Locate every line below that contains the word "image" and copy it.

---------- PROVIDED DATA

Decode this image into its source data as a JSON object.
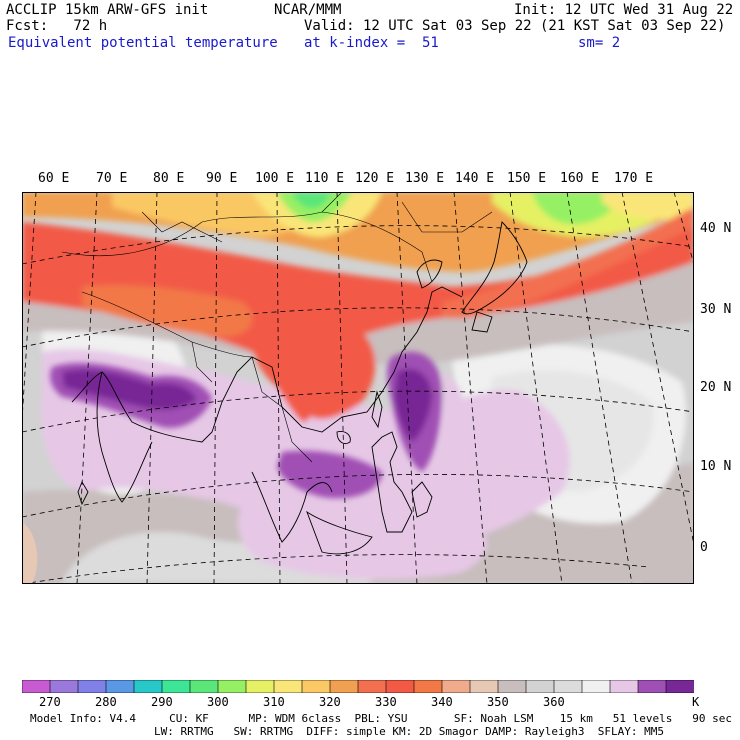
{
  "header": {
    "model_line": "ACCLIP 15km ARW-GFS init",
    "center": "NCAR/MMM",
    "init": "Init: 12 UTC Wed 31 Aug 22",
    "fcst": "Fcst:   72 h",
    "valid": "Valid: 12 UTC Sat 03 Sep 22 (21 KST Sat 03 Sep 22)",
    "field": "Equivalent potential temperature",
    "level": "at k-index =  51",
    "smooth": "sm= 2"
  },
  "map": {
    "lon_labels": [
      "60 E",
      "70 E",
      "80 E",
      "90 E",
      "100 E",
      "110 E",
      "120 E",
      "130 E",
      "140 E",
      "150 E",
      "160 E",
      "170 E"
    ],
    "lat_labels": [
      "40 N",
      "30 N",
      "20 N",
      "10 N",
      "0"
    ]
  },
  "colorbar": {
    "colors": [
      "#c85ad2",
      "#9a78dc",
      "#7f80e8",
      "#5a98e6",
      "#28c8c8",
      "#3ce696",
      "#5ae678",
      "#96f064",
      "#e6f064",
      "#fae678",
      "#fac864",
      "#f0a050",
      "#f27050",
      "#f25a46",
      "#f27846",
      "#f0aa8c",
      "#e6c8b4",
      "#c8bebe",
      "#d2d2d2",
      "#dcdcdc",
      "#f0f0f0",
      "#e6c8e6",
      "#a050b4",
      "#782896"
    ],
    "tick_labels": [
      "270",
      "280",
      "290",
      "300",
      "310",
      "320",
      "330",
      "340",
      "350",
      "360",
      "K"
    ]
  },
  "footer": {
    "line1": "Model Info: V4.4     CU: KF      MP: WDM 6class  PBL: YSU       SF: Noah LSM    15 km   51 levels   90 sec",
    "line2": "LW: RRTMG   SW: RRTMG  DIFF: simple KM: 2D Smagor DAMP: Rayleigh3  SFLAY: MM5"
  }
}
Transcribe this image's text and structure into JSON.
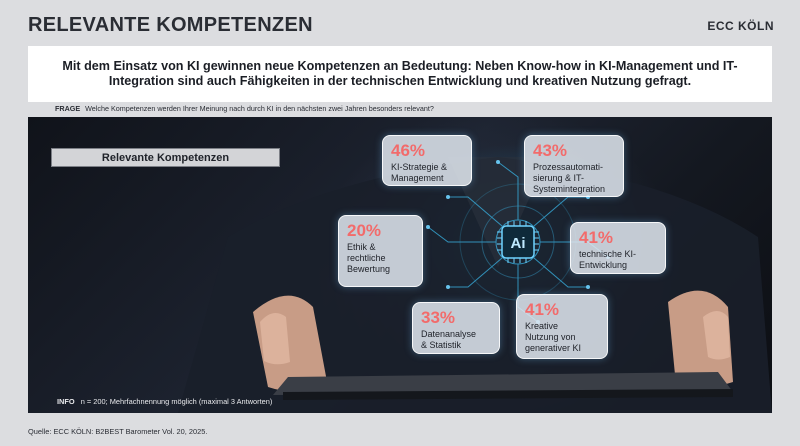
{
  "header": {
    "title": "RELEVANTE KOMPETENZEN",
    "brand": "ECC KÖLN"
  },
  "headline": "Mit dem Einsatz von KI gewinnen neue Kompetenzen an Bedeutung: Neben Know-how in KI-Management und IT-Integration sind auch Fähigkeiten in der technischen Entwicklung und kreativen Nutzung gefragt.",
  "question": {
    "label": "FRAGE",
    "text": "Welche Kompetenzen werden Ihrer Meinung nach durch KI in den nächsten zwei Jahren besonders relevant?"
  },
  "panel_label": "Relevante Kompetenzen",
  "center_chip": "Ai",
  "colors": {
    "percent": "#f26b6b",
    "accent": "#39b6e8"
  },
  "chart_data": {
    "type": "bar",
    "categories": [
      "KI-Strategie & Management",
      "Prozessautomatisierung & IT-Systemintegration",
      "Ethik & rechtliche Bewertung",
      "technische KI-Entwicklung",
      "Datenanalyse & Statistik",
      "Kreative Nutzung von generativer KI"
    ],
    "values": [
      46,
      43,
      20,
      41,
      33,
      41
    ],
    "display": [
      "46%",
      "43%",
      "20%",
      "41%",
      "33%",
      "41%"
    ],
    "labels": [
      "KI-Strategie &\nManagement",
      "Prozessautomati-\nsierung & IT-\nSystemintegration",
      "Ethik &\nrechtliche\nBewertung",
      "technische KI-\nEntwicklung",
      "Datenanalyse\n& Statistik",
      "Kreative\nNutzung von\ngenerativer KI"
    ],
    "unit": "%"
  },
  "info": {
    "label": "INFO",
    "text": "n = 200; Mehrfachnennung möglich (maximal 3 Antworten)"
  },
  "source": "Quelle: ECC KÖLN: B2BEST Barometer Vol. 20, 2025."
}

--------------------

TASK RESPONSE:
Decode this image into its source data as a JSON object.
Transcribe this image's text and structure into JSON.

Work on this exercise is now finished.